Exercise objective
Pull each line holding "Fonları" out of the entries below.

Data extract
=======

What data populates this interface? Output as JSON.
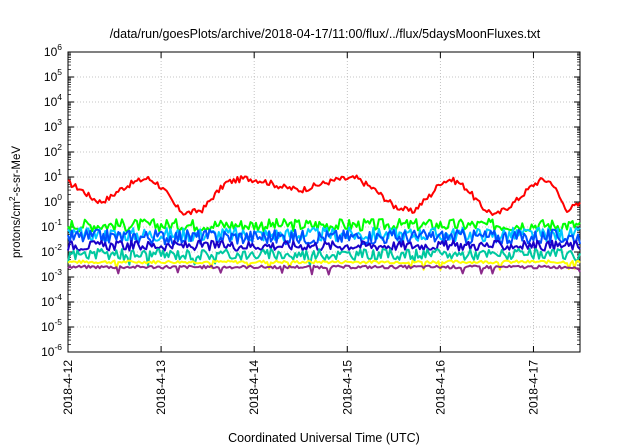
{
  "chart_data": {
    "type": "line",
    "title": "/data/run/goesPlots/archive/2018-04-17/11:00/flux/../flux/5daysMoonFluxes.txt",
    "xlabel": "Coordinated Universal Time (UTC)",
    "ylabel": {
      "pre": "protons/cm",
      "sup": "2",
      "post": "-s-sr-MeV"
    },
    "x_range": [
      "2018-04-12T00:00",
      "2018-04-17T12:00"
    ],
    "x_ticks": [
      "2018-4-12",
      "2018-4-13",
      "2018-4-14",
      "2018-4-15",
      "2018-4-16",
      "2018-4-17"
    ],
    "y_scale": "log",
    "ylim": [
      1e-06,
      1000000.0
    ],
    "y_ticks": [
      {
        "base": "10",
        "exp": "6"
      },
      {
        "base": "10",
        "exp": "5"
      },
      {
        "base": "10",
        "exp": "4"
      },
      {
        "base": "10",
        "exp": "3"
      },
      {
        "base": "10",
        "exp": "2"
      },
      {
        "base": "10",
        "exp": "1"
      },
      {
        "base": "10",
        "exp": "0"
      },
      {
        "base": "10",
        "exp": "-1"
      },
      {
        "base": "10",
        "exp": "-2"
      },
      {
        "base": "10",
        "exp": "-3"
      },
      {
        "base": "10",
        "exp": "-4"
      },
      {
        "base": "10",
        "exp": "-5"
      },
      {
        "base": "10",
        "exp": "-6"
      }
    ],
    "grid": true,
    "series": [
      {
        "color": "#ff0000",
        "x_days": [
          0,
          0.15,
          0.25,
          0.35,
          0.45,
          0.55,
          0.7,
          0.85,
          0.95,
          1.05,
          1.15,
          1.25,
          1.35,
          1.45,
          1.55,
          1.7,
          1.9,
          2.1,
          2.3,
          2.5,
          2.7,
          2.9,
          3.1,
          3.3,
          3.5,
          3.7,
          3.9,
          4.0,
          4.1,
          4.2,
          4.3,
          4.45,
          4.6,
          4.8,
          5.0,
          5.1,
          5.2,
          5.35,
          5.5
        ],
        "values": [
          6,
          3,
          1.5,
          1,
          1.5,
          3,
          6,
          9,
          6,
          2.5,
          0.7,
          0.35,
          0.4,
          0.5,
          1.5,
          6,
          9,
          7,
          4,
          3,
          5,
          8,
          9,
          3,
          0.7,
          0.4,
          2,
          6,
          8,
          6,
          3,
          0.6,
          0.3,
          1,
          5,
          8,
          6,
          0.5,
          0.8
        ],
        "noise": 0.12
      },
      {
        "color": "#00ff00",
        "x_days": [
          0,
          5.5
        ],
        "values": [
          0.12,
          0.12
        ],
        "noise": 0.25
      },
      {
        "color": "#00c8ff",
        "x_days": [
          0,
          5.5
        ],
        "values": [
          0.05,
          0.05
        ],
        "noise": 0.28
      },
      {
        "color": "#0050ff",
        "x_days": [
          0,
          5.5
        ],
        "values": [
          0.04,
          0.04
        ],
        "noise": 0.3
      },
      {
        "color": "#1a00c8",
        "x_days": [
          0,
          5.5
        ],
        "values": [
          0.018,
          0.018
        ],
        "noise": 0.2
      },
      {
        "color": "#00c8a0",
        "x_days": [
          0,
          5.5
        ],
        "values": [
          0.008,
          0.008
        ],
        "noise": 0.22
      },
      {
        "color": "#ffff00",
        "x_days": [
          0,
          5.5
        ],
        "values": [
          0.004,
          0.004
        ],
        "noise": 0.06
      },
      {
        "color": "#8b2a8b",
        "x_days": [
          0,
          5.5
        ],
        "values": [
          0.0025,
          0.0025
        ],
        "noise": 0.06
      }
    ]
  }
}
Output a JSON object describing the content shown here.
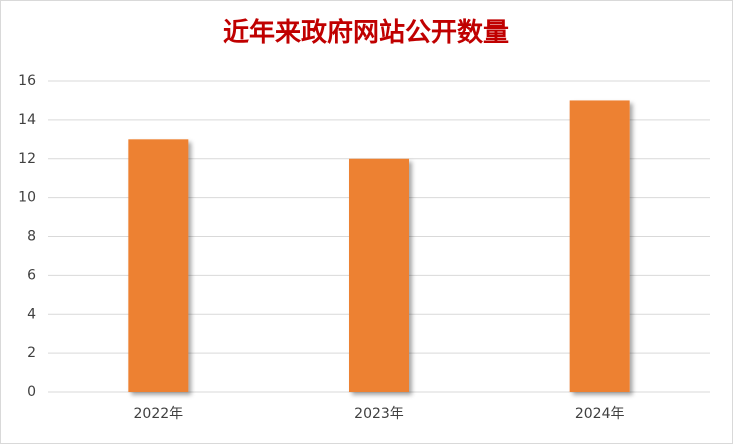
{
  "chart_data": {
    "type": "bar",
    "title": "近年来政府网站公开数量",
    "categories": [
      "2022年",
      "2023年",
      "2024年"
    ],
    "values": [
      13,
      12,
      15
    ],
    "color": "#ed8133",
    "ylim": [
      0,
      16
    ],
    "yticks": [
      0,
      2,
      4,
      6,
      8,
      10,
      12,
      14,
      16
    ],
    "grid": true
  }
}
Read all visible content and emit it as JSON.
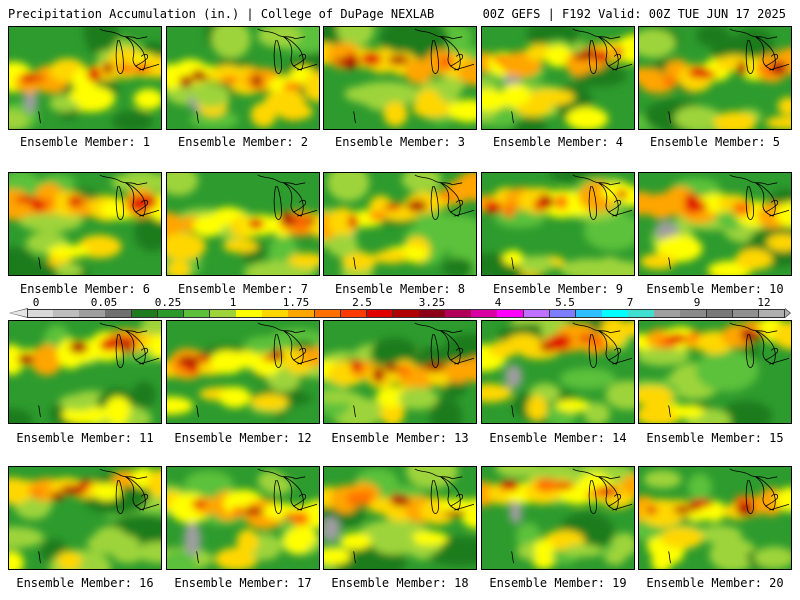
{
  "header": {
    "left": "Precipitation Accumulation (in.) | College of DuPage NEXLAB",
    "right": "00Z GEFS | F192 Valid: 00Z TUE JUN 17 2025"
  },
  "colorbar": {
    "tick_labels": [
      "0",
      "0.05",
      "0.25",
      "1",
      "1.75",
      "2.5",
      "3.25",
      "4",
      "5.5",
      "7",
      "9",
      "12"
    ],
    "colors": [
      "#d9d9d9",
      "#bdbdbd",
      "#9e9e9e",
      "#707070",
      "#1e7b1e",
      "#2a992a",
      "#5cc13a",
      "#9ed43a",
      "#ffff00",
      "#ffd700",
      "#ffa500",
      "#ff7000",
      "#ff3a00",
      "#e00000",
      "#b00000",
      "#8b0018",
      "#b0005a",
      "#d800a0",
      "#ff00ff",
      "#c070ff",
      "#7d7dff",
      "#30c0ff",
      "#00ffff",
      "#40e0d0",
      "#a0a0a0",
      "#8a8a8a",
      "#787878",
      "#909090",
      "#b0b0b0"
    ]
  },
  "panels": [
    {
      "label": "Ensemble Member: 1"
    },
    {
      "label": "Ensemble Member: 2"
    },
    {
      "label": "Ensemble Member: 3"
    },
    {
      "label": "Ensemble Member: 4"
    },
    {
      "label": "Ensemble Member: 5"
    },
    {
      "label": "Ensemble Member: 6"
    },
    {
      "label": "Ensemble Member: 7"
    },
    {
      "label": "Ensemble Member: 8"
    },
    {
      "label": "Ensemble Member: 9"
    },
    {
      "label": "Ensemble Member: 10"
    },
    {
      "label": "Ensemble Member: 11"
    },
    {
      "label": "Ensemble Member: 12"
    },
    {
      "label": "Ensemble Member: 13"
    },
    {
      "label": "Ensemble Member: 14"
    },
    {
      "label": "Ensemble Member: 15"
    },
    {
      "label": "Ensemble Member: 16"
    },
    {
      "label": "Ensemble Member: 17"
    },
    {
      "label": "Ensemble Member: 18"
    },
    {
      "label": "Ensemble Member: 19"
    },
    {
      "label": "Ensemble Member: 20"
    }
  ]
}
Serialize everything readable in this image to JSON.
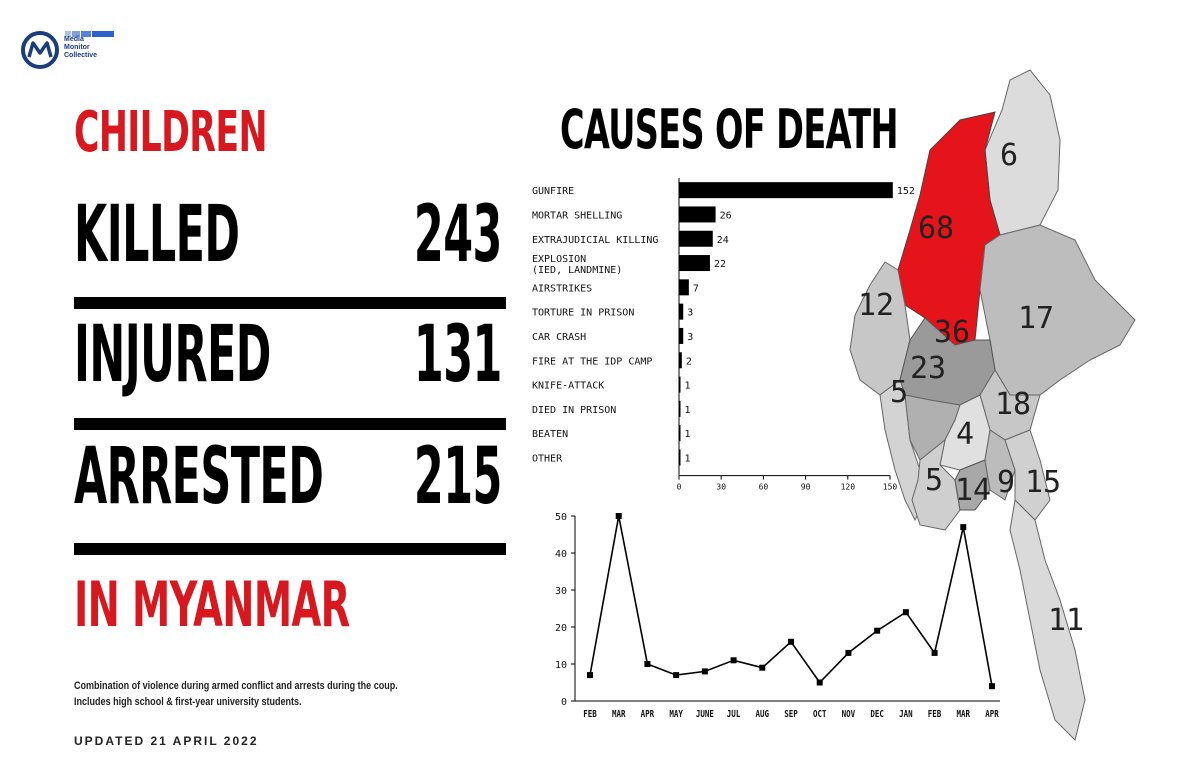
{
  "logo": {
    "text_lines": [
      "Media",
      "Monitor",
      "Collective"
    ]
  },
  "headline": {
    "top": "CHILDREN",
    "bottom": "IN MYANMAR"
  },
  "stats": {
    "killed": {
      "label": "KILLED",
      "value": "243"
    },
    "injured": {
      "label": "INJURED",
      "value": "131"
    },
    "arrested": {
      "label": "ARRESTED",
      "value": "215"
    }
  },
  "footnote": {
    "line1": "Combination of violence during armed conflict and arrests during the coup.",
    "line2": "Includes high school & first-year university students."
  },
  "updated": "UPDATED 21 APRIL 2022",
  "colors": {
    "accent_red": "#d7191f",
    "bar_black": "#000000",
    "map_light": "#dcdcdc",
    "map_mid": "#bdbdbd",
    "map_dark": "#9a9a9a"
  },
  "chart_data": [
    {
      "type": "bar",
      "orientation": "horizontal",
      "title": "CAUSES OF DEATH",
      "categories": [
        "GUNFIRE",
        "MORTAR SHELLING",
        "EXTRAJUDICIAL KILLING",
        "EXPLOSION\n(IED, LANDMINE)",
        "AIRSTRIKES",
        "TORTURE IN PRISON",
        "CAR CRASH",
        "FIRE AT THE IDP CAMP",
        "KNIFE-ATTACK",
        "DIED IN PRISON",
        "BEATEN",
        "OTHER"
      ],
      "values": [
        152,
        26,
        24,
        22,
        7,
        3,
        3,
        2,
        1,
        1,
        1,
        1
      ],
      "xlim": [
        0,
        150
      ],
      "xticks": [
        "0",
        "30",
        "60",
        "90",
        "120",
        "150"
      ],
      "grid": false
    },
    {
      "type": "line",
      "title": "",
      "x": [
        "FEB",
        "MAR",
        "APR",
        "MAY",
        "JUNE",
        "JUL",
        "AUG",
        "SEP",
        "OCT",
        "NOV",
        "DEC",
        "JAN",
        "FEB",
        "MAR",
        "APR"
      ],
      "values": [
        7,
        50,
        10,
        7,
        8,
        11,
        9,
        16,
        5,
        13,
        19,
        24,
        13,
        47,
        4
      ],
      "ylim": [
        0,
        50
      ],
      "yticks": [
        "0",
        "10",
        "20",
        "30",
        "40",
        "50"
      ],
      "grid": false
    }
  ],
  "map_labels": [
    "6",
    "68",
    "12",
    "36",
    "17",
    "23",
    "5",
    "18",
    "4",
    "5",
    "14",
    "9",
    "15",
    "11"
  ]
}
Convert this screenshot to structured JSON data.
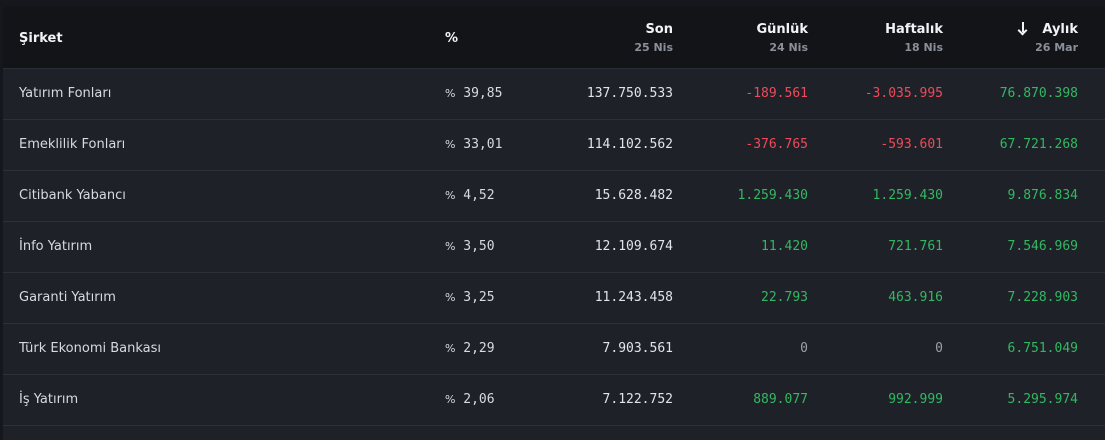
{
  "header": {
    "company": "Şirket",
    "percent": "%",
    "son": {
      "label": "Son",
      "date": "25 Nis"
    },
    "gunluk": {
      "label": "Günlük",
      "date": "24 Nis"
    },
    "haftalik": {
      "label": "Haftalık",
      "date": "18 Nis"
    },
    "aylik": {
      "label": "Aylık",
      "date": "26 Mar"
    },
    "sort_icon": "arrow-down-icon"
  },
  "rows": [
    {
      "name": "Yatırım Fonları",
      "pct": "39,85",
      "son": "137.750.533",
      "gunluk": "-189.561",
      "haftalik": "-3.035.995",
      "aylik": "76.870.398"
    },
    {
      "name": "Emeklilik Fonları",
      "pct": "33,01",
      "son": "114.102.562",
      "gunluk": "-376.765",
      "haftalik": "-593.601",
      "aylik": "67.721.268"
    },
    {
      "name": "Citibank Yabancı",
      "pct": "4,52",
      "son": "15.628.482",
      "gunluk": "1.259.430",
      "haftalik": "1.259.430",
      "aylik": "9.876.834"
    },
    {
      "name": "İnfo Yatırım",
      "pct": "3,50",
      "son": "12.109.674",
      "gunluk": "11.420",
      "haftalik": "721.761",
      "aylik": "7.546.969"
    },
    {
      "name": "Garanti Yatırım",
      "pct": "3,25",
      "son": "11.243.458",
      "gunluk": "22.793",
      "haftalik": "463.916",
      "aylik": "7.228.903"
    },
    {
      "name": "Türk Ekonomi Bankası",
      "pct": "2,29",
      "son": "7.903.561",
      "gunluk": "0",
      "haftalik": "0",
      "aylik": "6.751.049"
    },
    {
      "name": "İş Yatırım",
      "pct": "2,06",
      "son": "7.122.752",
      "gunluk": "889.077",
      "haftalik": "992.999",
      "aylik": "5.295.974"
    }
  ],
  "colors": {
    "negative": "#f04a5a",
    "positive": "#33b862",
    "zero": "#9aa0aa"
  }
}
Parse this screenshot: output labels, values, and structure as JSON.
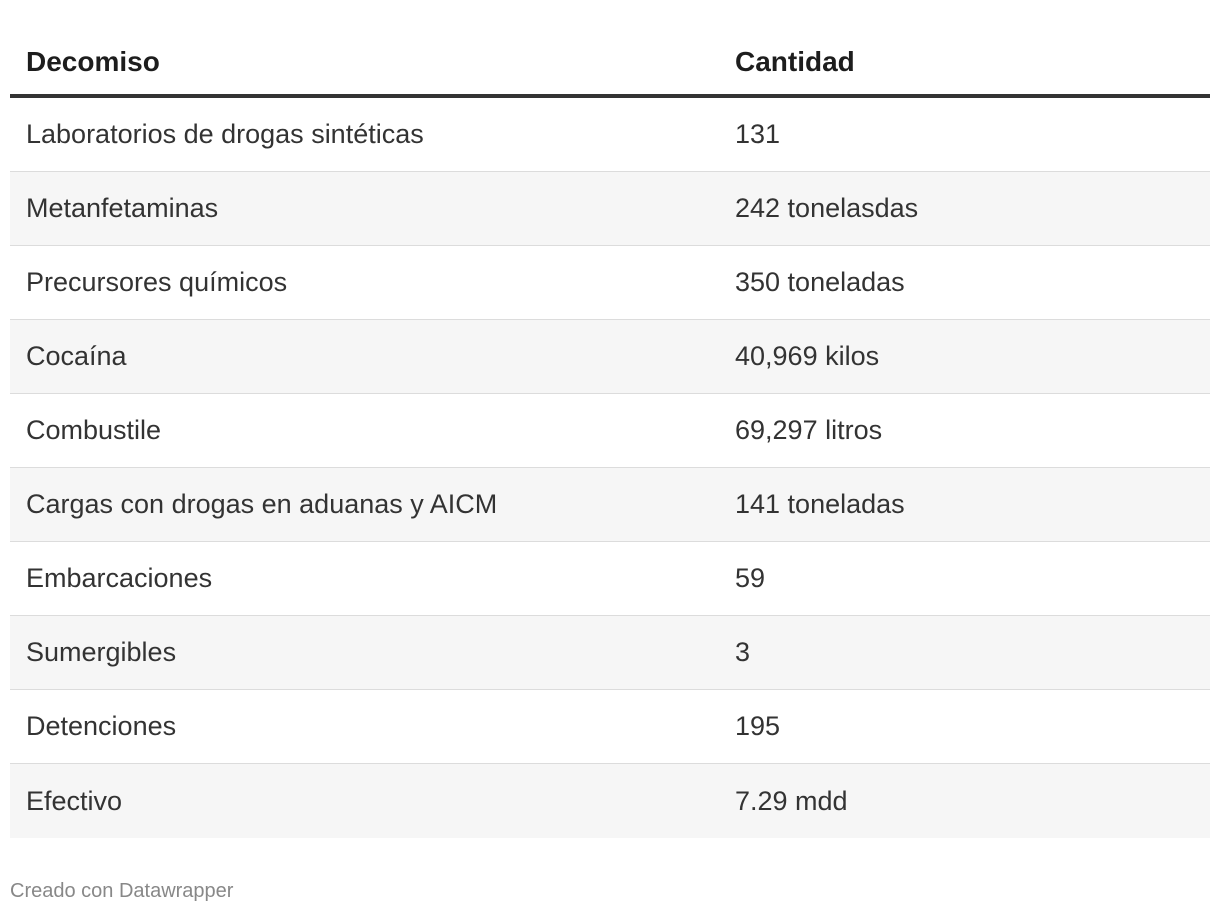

=======

Task answer
      "name": "Yatırım Fonları",
      "name": "Emeklilik Fonları",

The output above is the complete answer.